Your goal:
Omit all images. Transcribe the rest of the material below exactly.

[Data records]
▼▼▼

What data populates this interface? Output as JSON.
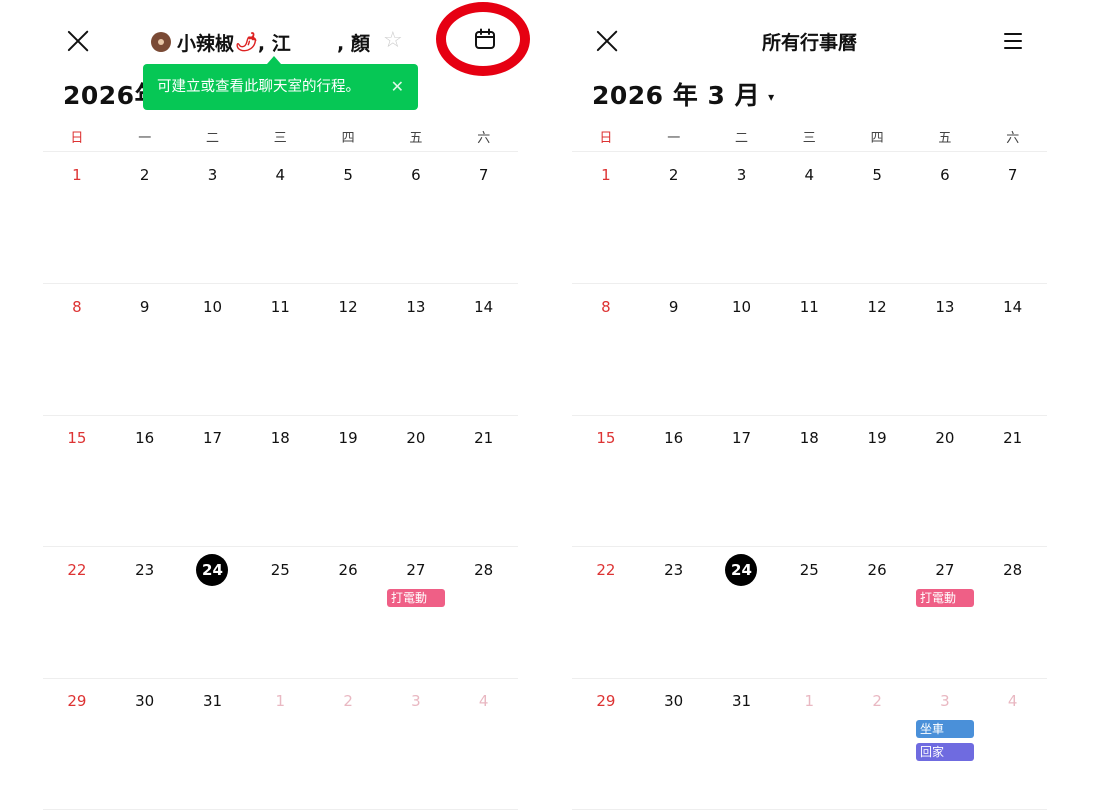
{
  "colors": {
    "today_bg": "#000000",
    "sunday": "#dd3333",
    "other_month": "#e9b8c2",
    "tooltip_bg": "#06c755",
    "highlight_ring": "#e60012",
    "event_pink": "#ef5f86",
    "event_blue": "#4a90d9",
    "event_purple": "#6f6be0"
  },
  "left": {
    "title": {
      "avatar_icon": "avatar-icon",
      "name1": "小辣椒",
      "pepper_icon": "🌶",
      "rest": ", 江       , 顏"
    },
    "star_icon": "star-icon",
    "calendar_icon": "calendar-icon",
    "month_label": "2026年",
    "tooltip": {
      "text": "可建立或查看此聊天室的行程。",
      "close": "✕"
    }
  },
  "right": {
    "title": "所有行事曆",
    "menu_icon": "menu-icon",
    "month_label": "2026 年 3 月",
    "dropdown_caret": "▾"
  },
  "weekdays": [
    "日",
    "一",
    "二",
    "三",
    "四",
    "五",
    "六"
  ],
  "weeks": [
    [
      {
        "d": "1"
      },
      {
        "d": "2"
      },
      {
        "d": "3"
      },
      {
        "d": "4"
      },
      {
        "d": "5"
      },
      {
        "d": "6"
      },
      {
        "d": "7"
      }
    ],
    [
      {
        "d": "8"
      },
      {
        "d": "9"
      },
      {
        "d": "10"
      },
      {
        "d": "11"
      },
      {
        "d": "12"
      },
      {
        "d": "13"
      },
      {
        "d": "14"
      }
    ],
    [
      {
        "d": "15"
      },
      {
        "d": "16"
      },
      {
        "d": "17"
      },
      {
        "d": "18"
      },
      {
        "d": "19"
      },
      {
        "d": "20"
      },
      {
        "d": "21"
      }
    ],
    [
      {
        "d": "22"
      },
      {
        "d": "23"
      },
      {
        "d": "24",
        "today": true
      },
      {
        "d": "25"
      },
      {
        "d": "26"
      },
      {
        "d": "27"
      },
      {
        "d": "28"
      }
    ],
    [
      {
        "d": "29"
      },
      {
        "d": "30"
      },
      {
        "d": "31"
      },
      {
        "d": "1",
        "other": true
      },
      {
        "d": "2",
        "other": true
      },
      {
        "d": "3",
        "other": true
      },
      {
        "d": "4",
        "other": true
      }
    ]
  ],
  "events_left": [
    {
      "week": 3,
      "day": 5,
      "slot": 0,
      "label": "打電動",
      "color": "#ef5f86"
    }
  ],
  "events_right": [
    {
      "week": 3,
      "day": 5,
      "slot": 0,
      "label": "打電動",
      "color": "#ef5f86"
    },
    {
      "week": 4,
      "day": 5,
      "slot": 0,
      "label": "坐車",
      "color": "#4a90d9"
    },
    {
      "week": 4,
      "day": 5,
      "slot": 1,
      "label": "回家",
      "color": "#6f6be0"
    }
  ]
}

▲▲▲

Expected output:
What data populates this interface? Output as JSON.
{
  "colors": {
    "today_bg": "#000000",
    "sunday": "#dd3333",
    "other_month": "#e9b8c2",
    "tooltip_bg": "#06c755",
    "highlight_ring": "#e60012",
    "event_pink": "#ef5f86",
    "event_blue": "#4a90d9",
    "event_purple": "#6f6be0"
  },
  "left": {
    "title": {
      "avatar_icon": "avatar-icon",
      "name1": "小辣椒",
      "pepper_icon": "🌶",
      "rest": ", 江       , 顏"
    },
    "star_icon": "star-icon",
    "calendar_icon": "calendar-icon",
    "month_label": "2026年",
    "tooltip": {
      "text": "可建立或查看此聊天室的行程。",
      "close": "✕"
    }
  },
  "right": {
    "title": "所有行事曆",
    "menu_icon": "menu-icon",
    "month_label": "2026 年 3 月",
    "dropdown_caret": "▾"
  },
  "weekdays": [
    "日",
    "一",
    "二",
    "三",
    "四",
    "五",
    "六"
  ],
  "weeks": [
    [
      {
        "d": "1"
      },
      {
        "d": "2"
      },
      {
        "d": "3"
      },
      {
        "d": "4"
      },
      {
        "d": "5"
      },
      {
        "d": "6"
      },
      {
        "d": "7"
      }
    ],
    [
      {
        "d": "8"
      },
      {
        "d": "9"
      },
      {
        "d": "10"
      },
      {
        "d": "11"
      },
      {
        "d": "12"
      },
      {
        "d": "13"
      },
      {
        "d": "14"
      }
    ],
    [
      {
        "d": "15"
      },
      {
        "d": "16"
      },
      {
        "d": "17"
      },
      {
        "d": "18"
      },
      {
        "d": "19"
      },
      {
        "d": "20"
      },
      {
        "d": "21"
      }
    ],
    [
      {
        "d": "22"
      },
      {
        "d": "23"
      },
      {
        "d": "24",
        "today": true
      },
      {
        "d": "25"
      },
      {
        "d": "26"
      },
      {
        "d": "27"
      },
      {
        "d": "28"
      }
    ],
    [
      {
        "d": "29"
      },
      {
        "d": "30"
      },
      {
        "d": "31"
      },
      {
        "d": "1",
        "other": true
      },
      {
        "d": "2",
        "other": true
      },
      {
        "d": "3",
        "other": true
      },
      {
        "d": "4",
        "other": true
      }
    ]
  ],
  "events_left": [
    {
      "week": 3,
      "day": 5,
      "slot": 0,
      "label": "打電動",
      "color": "#ef5f86"
    }
  ],
  "events_right": [
    {
      "week": 3,
      "day": 5,
      "slot": 0,
      "label": "打電動",
      "color": "#ef5f86"
    },
    {
      "week": 4,
      "day": 5,
      "slot": 0,
      "label": "坐車",
      "color": "#4a90d9"
    },
    {
      "week": 4,
      "day": 5,
      "slot": 1,
      "label": "回家",
      "color": "#6f6be0"
    }
  ]
}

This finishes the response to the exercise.